Aim of the exercise: Find each line with the string "Entry" and report it.
■ ■ ■
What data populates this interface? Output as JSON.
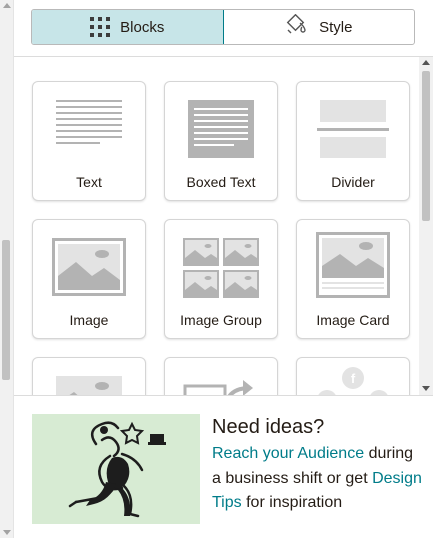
{
  "tabs": {
    "blocks_label": "Blocks",
    "style_label": "Style"
  },
  "blocks": [
    {
      "label": "Text",
      "icon": "text-block-icon"
    },
    {
      "label": "Boxed Text",
      "icon": "boxed-text-block-icon"
    },
    {
      "label": "Divider",
      "icon": "divider-block-icon"
    },
    {
      "label": "Image",
      "icon": "image-block-icon"
    },
    {
      "label": "Image Group",
      "icon": "image-group-block-icon"
    },
    {
      "label": "Image Card",
      "icon": "image-card-block-icon"
    }
  ],
  "ideas": {
    "title": "Need ideas?",
    "link1": "Reach your Audience",
    "text1": "during a business shift or get",
    "link2": "Design Tips",
    "text2": "for inspiration"
  },
  "colors": {
    "accent": "#007c89",
    "active_tab_bg": "#c7e5e8",
    "illustration_bg": "#d7ebd3"
  }
}
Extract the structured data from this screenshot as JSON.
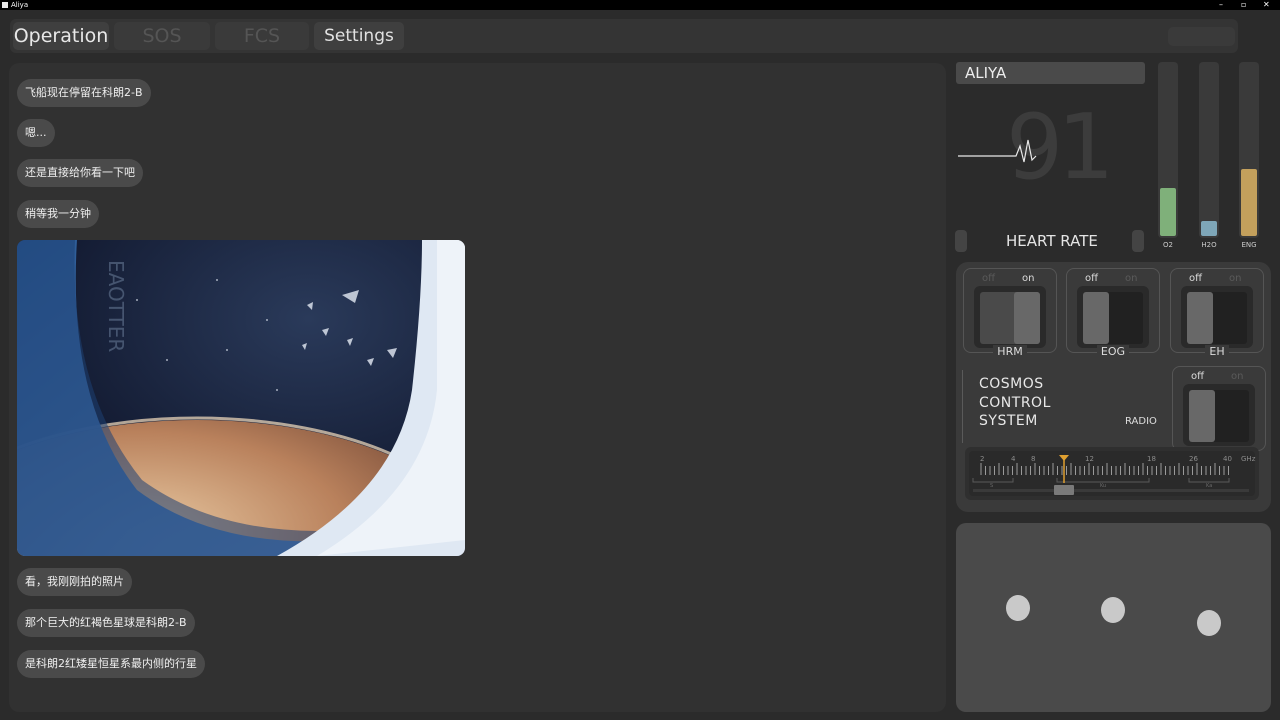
{
  "window": {
    "title": "Aliya",
    "controls": {
      "minimize": "–",
      "maximize": "▫",
      "close": "✕"
    }
  },
  "tabs": [
    {
      "label": "Operation",
      "state": "active"
    },
    {
      "label": "SOS",
      "state": "disabled"
    },
    {
      "label": "FCS",
      "state": "disabled"
    },
    {
      "label": "Settings",
      "state": "normal"
    }
  ],
  "chat": {
    "messages": [
      {
        "text": "飞船现在停留在科朗2-B"
      },
      {
        "text": "嗯..."
      },
      {
        "text": "还是直接给你看一下吧"
      },
      {
        "text": "稍等我一分钟"
      },
      {
        "text": "看，我刚刚拍的照片"
      },
      {
        "text": "那个巨大的红褐色星球是科朗2-B"
      },
      {
        "text": "是科朗2红矮星恒星系最内侧的行星"
      }
    ],
    "photo_overlay_text": "EAOTTER"
  },
  "status": {
    "name": "ALIYA",
    "heart_rate_value": "91",
    "heart_rate_label": "HEART RATE"
  },
  "gauges": [
    {
      "label": "O2",
      "level": 0.28,
      "color": "#7fb07a"
    },
    {
      "label": "H2O",
      "level": 0.09,
      "color": "#7ea6b8"
    },
    {
      "label": "ENG",
      "level": 0.39,
      "color": "#c3a05c"
    }
  ],
  "switches": [
    {
      "label": "HRM",
      "off": "off",
      "on": "on",
      "state": "on"
    },
    {
      "label": "EOG",
      "off": "off",
      "on": "on",
      "state": "off"
    },
    {
      "label": "EH",
      "off": "off",
      "on": "on",
      "state": "off"
    },
    {
      "label": "RADIO",
      "off": "off",
      "on": "on",
      "state": "off"
    }
  ],
  "cosmos": {
    "line1": "COSMOS",
    "line2": "CONTROL",
    "line3": "SYSTEM"
  },
  "tuner": {
    "scale_labels": [
      "2",
      "4",
      "8",
      "12",
      "18",
      "26",
      "40",
      "GHz"
    ],
    "band_labels": [
      "S",
      "Ku",
      "Ka"
    ],
    "pointer_value": 12,
    "pointer_color": "#e0a030"
  },
  "pad": {
    "dots": 3
  }
}
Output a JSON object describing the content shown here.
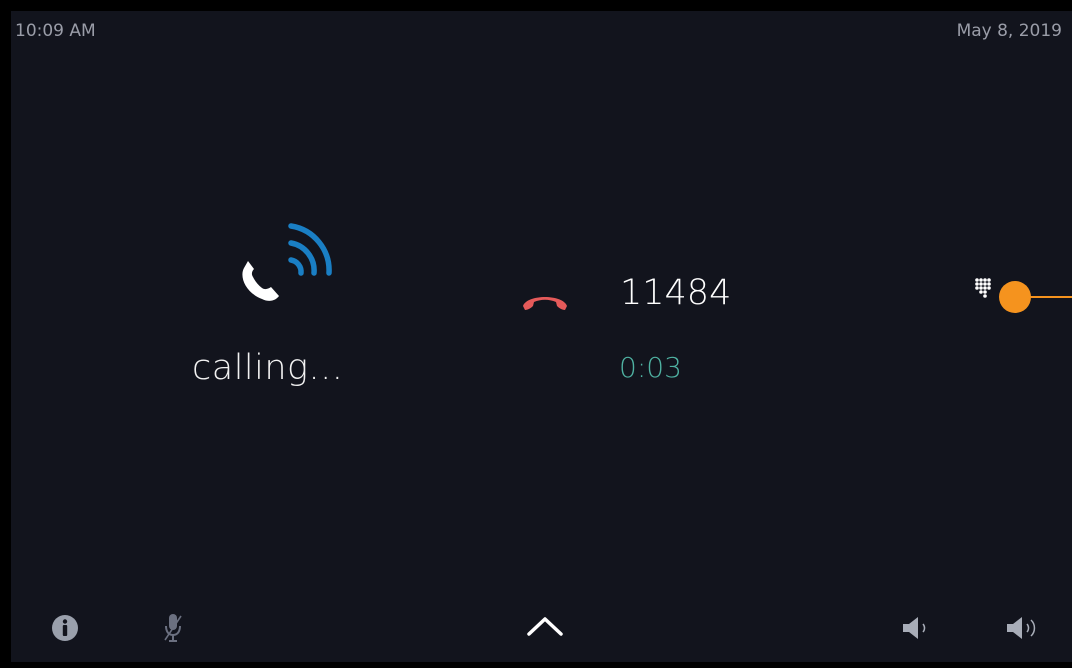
{
  "status_bar": {
    "time": "10:09 AM",
    "date": "May 8, 2019"
  },
  "call": {
    "status_text": "calling...",
    "number": "11484",
    "duration": "0:03"
  },
  "icons": {
    "calling": "phone-calling-icon",
    "hangup": "hangup-icon",
    "keypad": "keypad-icon",
    "info": "info-icon",
    "mic": "microphone-icon",
    "chevron": "chevron-up-icon",
    "volume_down": "volume-down-icon",
    "volume_up": "volume-up-icon"
  },
  "colors": {
    "background": "#12141d",
    "accent_blue": "#1a7fc4",
    "hangup_red": "#e55a5a",
    "duration_teal": "#4fb2a2",
    "marker_orange": "#f5931e",
    "muted_icon": "#6b7080"
  }
}
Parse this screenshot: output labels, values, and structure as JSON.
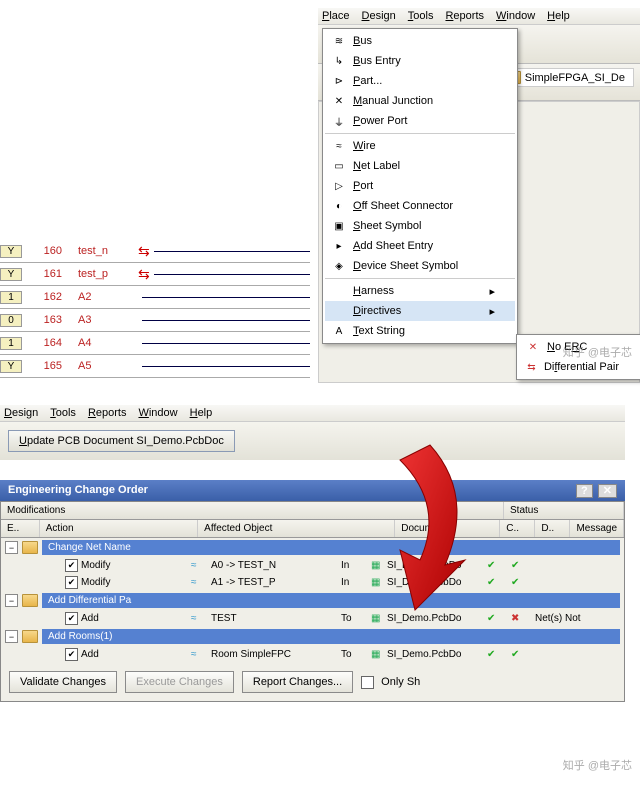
{
  "topMenuBar": {
    "items": [
      "Place",
      "Design",
      "Tools",
      "Reports",
      "Window",
      "Help"
    ]
  },
  "placeMenu": {
    "items": [
      {
        "icon": "≋",
        "label": "Bus"
      },
      {
        "icon": "↳",
        "label": "Bus Entry"
      },
      {
        "icon": "⊳",
        "label": "Part..."
      },
      {
        "icon": "✕",
        "label": "Manual Junction"
      },
      {
        "icon": "⏚",
        "label": "Power Port"
      },
      {
        "icon": "≈",
        "label": "Wire"
      },
      {
        "icon": "▭",
        "label": "Net Label"
      },
      {
        "icon": "▷",
        "label": "Port"
      },
      {
        "icon": "◐",
        "label": "Off Sheet Connector"
      },
      {
        "icon": "▣",
        "label": "Sheet Symbol"
      },
      {
        "icon": "▸",
        "label": "Add Sheet Entry"
      },
      {
        "icon": "◈",
        "label": "Device Sheet Symbol"
      },
      {
        "icon": "",
        "label": "Harness",
        "sub": true
      },
      {
        "icon": "",
        "label": "Directives",
        "sub": true,
        "hl": true
      },
      {
        "icon": "A",
        "label": "Text String"
      }
    ]
  },
  "directivesSub": [
    {
      "icon": "✕",
      "label": "No ERC"
    },
    {
      "icon": "⇆",
      "label": "Differential Pair"
    }
  ],
  "folderTab": "SimpleFPGA_SI_De",
  "schematic": {
    "rows": [
      {
        "pin": "Y",
        "num": "160",
        "net": "test_n",
        "diff": true
      },
      {
        "pin": "Y",
        "num": "161",
        "net": "test_p",
        "diff": true
      },
      {
        "pin": "1",
        "num": "162",
        "net": "A2"
      },
      {
        "pin": "0",
        "num": "163",
        "net": "A3"
      },
      {
        "pin": "1",
        "num": "164",
        "net": "A4"
      },
      {
        "pin": "Y",
        "num": "165",
        "net": "A5"
      }
    ]
  },
  "menubar2": {
    "items": [
      "Design",
      "Tools",
      "Reports",
      "Window",
      "Help"
    ]
  },
  "updateBtn": "Update PCB Document SI_Demo.PcbDoc",
  "eco": {
    "title": "Engineering Change Order",
    "sections": {
      "mods": "Modifications",
      "status": "Status"
    },
    "cols": {
      "en": "E..",
      "action": "Action",
      "obj": "Affected Object",
      "doc": "Document",
      "c": "C..",
      "d": "D..",
      "msg": "Message"
    },
    "groups": [
      {
        "name": "Change Net Name",
        "rows": [
          {
            "action": "Modify",
            "obj": "A0 -> TEST_N",
            "prep": "In",
            "doc": "SI_Demo.PcbDo",
            "c": "✔",
            "d": "✔"
          },
          {
            "action": "Modify",
            "obj": "A1 -> TEST_P",
            "prep": "In",
            "doc": "SI_Demo.PcbDo",
            "c": "✔",
            "d": "✔"
          }
        ]
      },
      {
        "name": "Add Differential Pa",
        "rows": [
          {
            "action": "Add",
            "obj": "TEST",
            "prep": "To",
            "doc": "SI_Demo.PcbDo",
            "c": "✔",
            "d": "✖",
            "msg": "Net(s) Not"
          }
        ]
      },
      {
        "name": "Add Rooms(1)",
        "rows": [
          {
            "action": "Add",
            "obj": "Room SimpleFPC",
            "prep": "To",
            "doc": "SI_Demo.PcbDo",
            "c": "✔",
            "d": "✔"
          }
        ]
      }
    ],
    "buttons": {
      "validate": "Validate Changes",
      "execute": "Execute Changes",
      "report": "Report Changes...",
      "only": "Only Sh"
    }
  },
  "watermarks": {
    "w1": "知乎 @电子芯",
    "w2": "知乎 @电子芯"
  }
}
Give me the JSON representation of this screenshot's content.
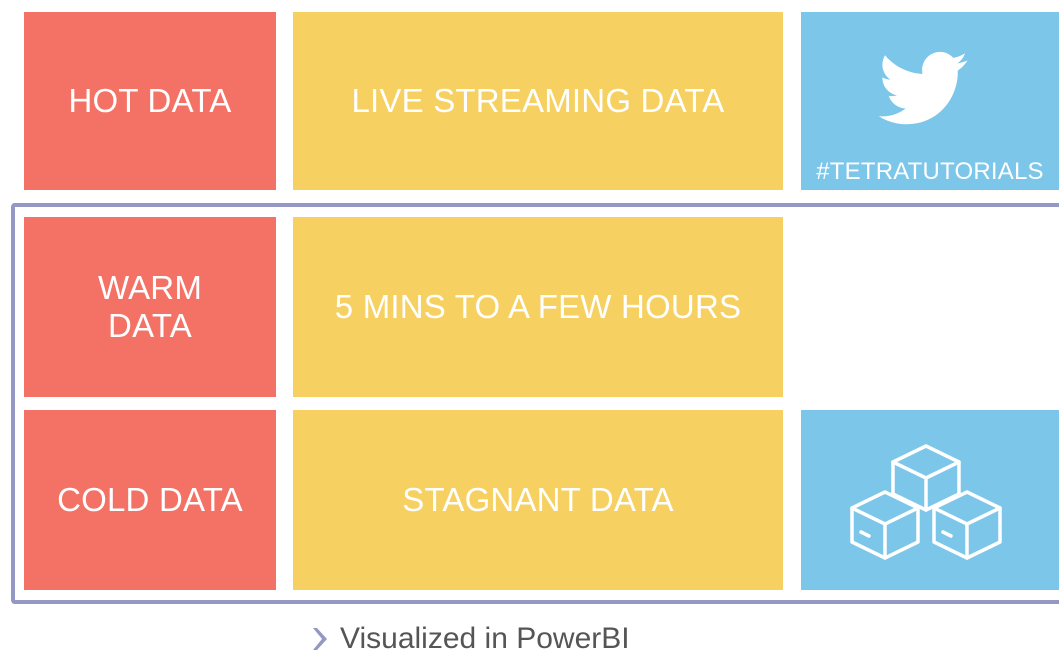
{
  "rows": {
    "hot": {
      "label": "HOT DATA",
      "description": "LIVE STREAMING DATA",
      "tag": "#TETRATUTORIALS",
      "icon": "twitter-bird-icon"
    },
    "warm": {
      "label_line1": "WARM",
      "label_line2": "DATA",
      "description": "5 MINS TO A FEW HOURS"
    },
    "cold": {
      "label": "COLD DATA",
      "description": "STAGNANT DATA",
      "icon": "storage-boxes-icon"
    }
  },
  "footer": {
    "caption": "Visualized in PowerBI",
    "icon": "chevron-right-icon"
  },
  "colors": {
    "red": "#f47265",
    "yellow": "#f6d060",
    "blue": "#7cc6ea",
    "frame": "#9597c4",
    "chevron": "#9597c4"
  }
}
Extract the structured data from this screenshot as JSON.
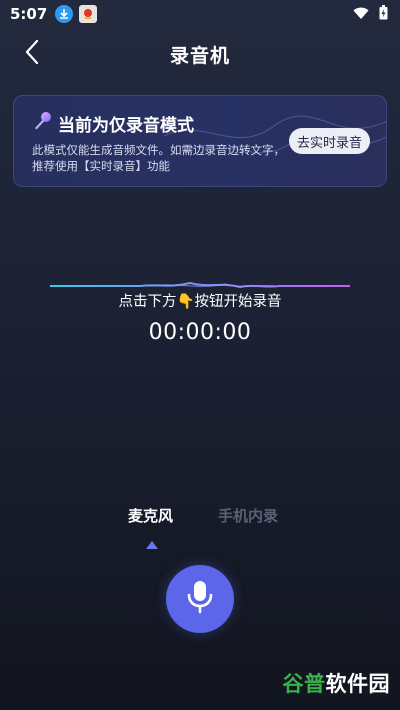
{
  "status_bar": {
    "time": "5:07",
    "icons": [
      "download-icon",
      "app-notification-icon",
      "wifi-icon",
      "battery-icon"
    ]
  },
  "header": {
    "title": "录音机",
    "back_icon": "chevron-left-icon"
  },
  "mode_card": {
    "icon": "microphone-icon",
    "title": "当前为仅录音模式",
    "description": "此模式仅能生成音频文件。如需边录音边转文字，推荐使用【实时录音】功能",
    "realtime_button_label": "去实时录音"
  },
  "recorder": {
    "hint": "点击下方👇按钮开始录音",
    "timer": "00:00:00"
  },
  "tabs": [
    {
      "label": "麦克风",
      "active": true
    },
    {
      "label": "手机内录",
      "active": false
    }
  ],
  "record_button": {
    "icon": "microphone-icon"
  },
  "watermark": {
    "part_a": "谷普",
    "part_b": "软件园"
  },
  "colors": {
    "accent": "#5b66e8",
    "tab_inactive": "#5b6075",
    "watermark_green": "#37b34a"
  }
}
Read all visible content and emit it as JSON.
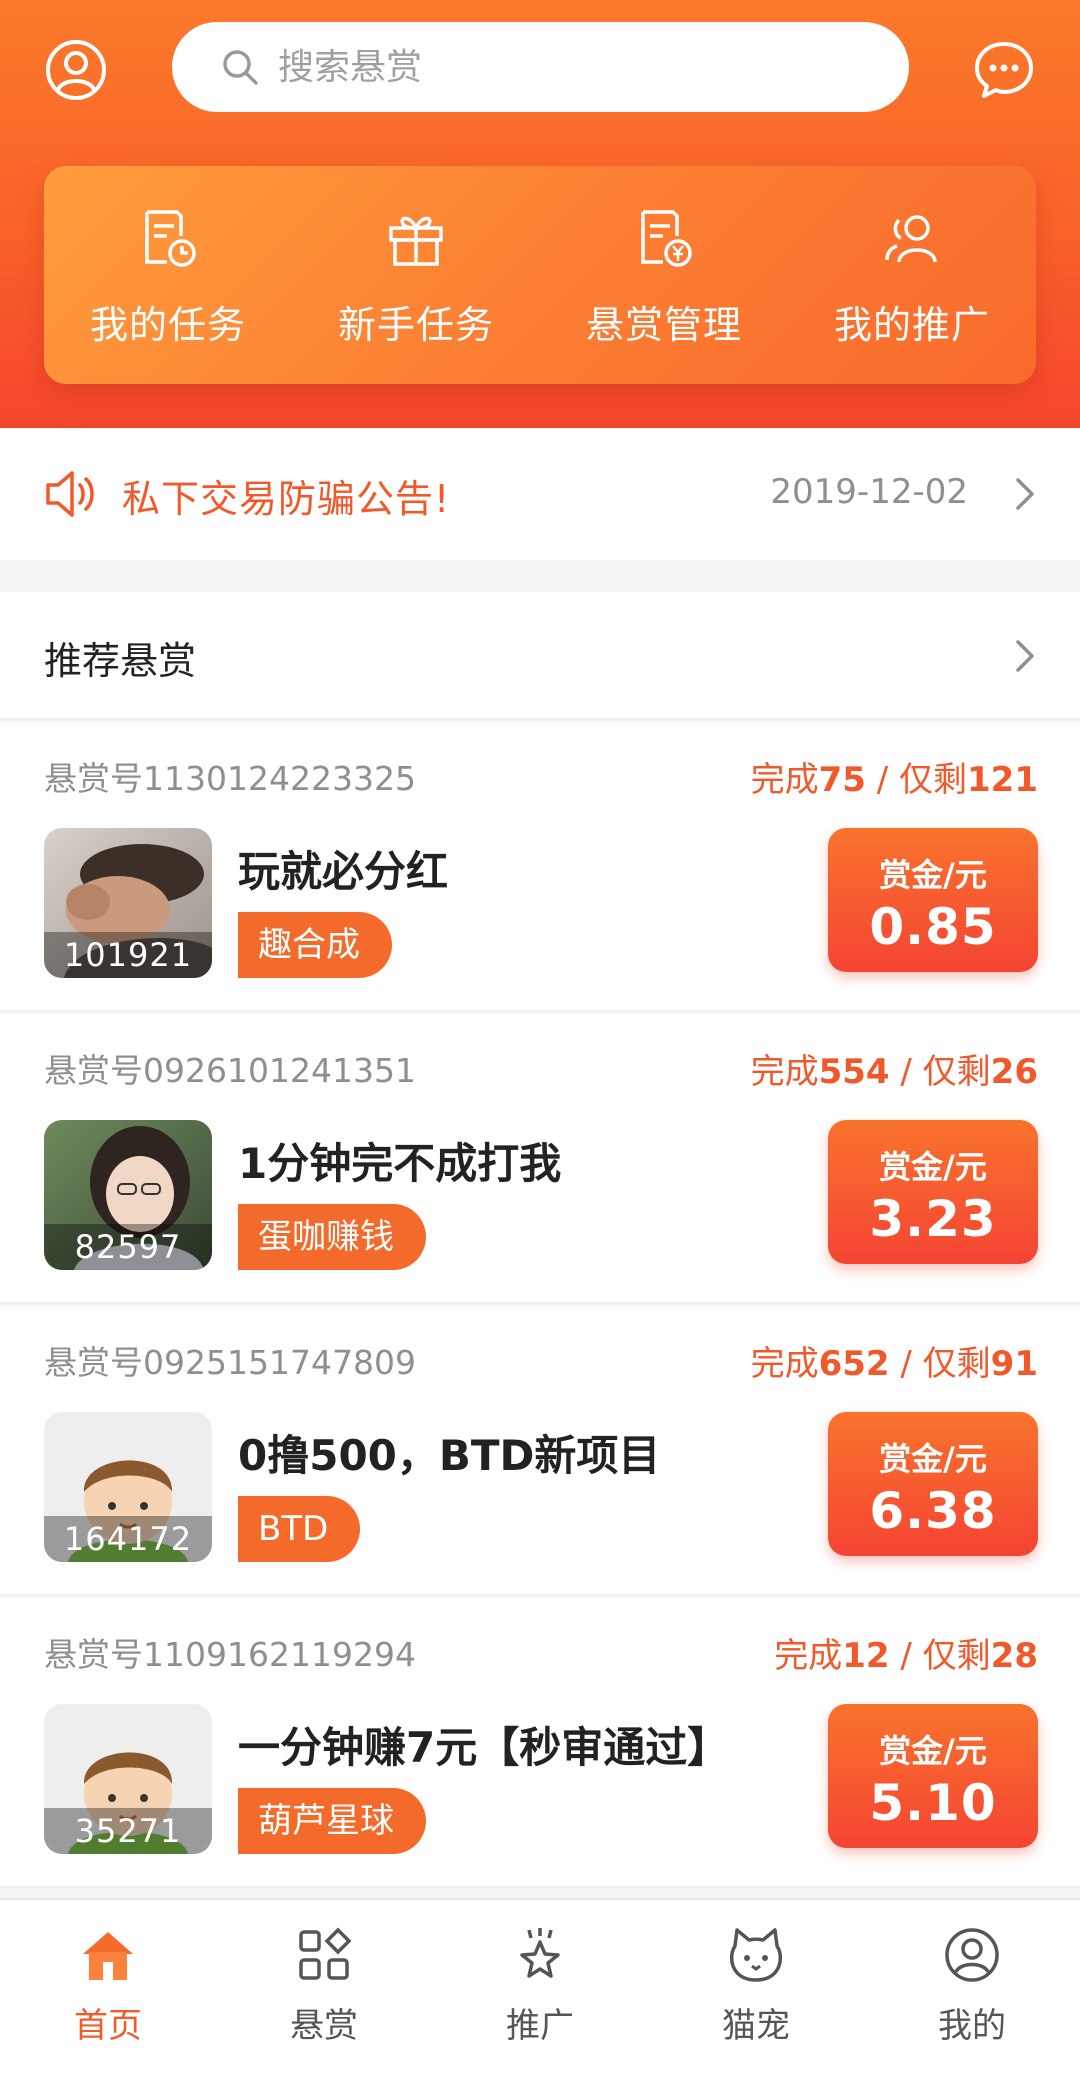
■ ■ ■
Reply:
        "label": "Bus Entry"
        "label": "Add Sheet Entry"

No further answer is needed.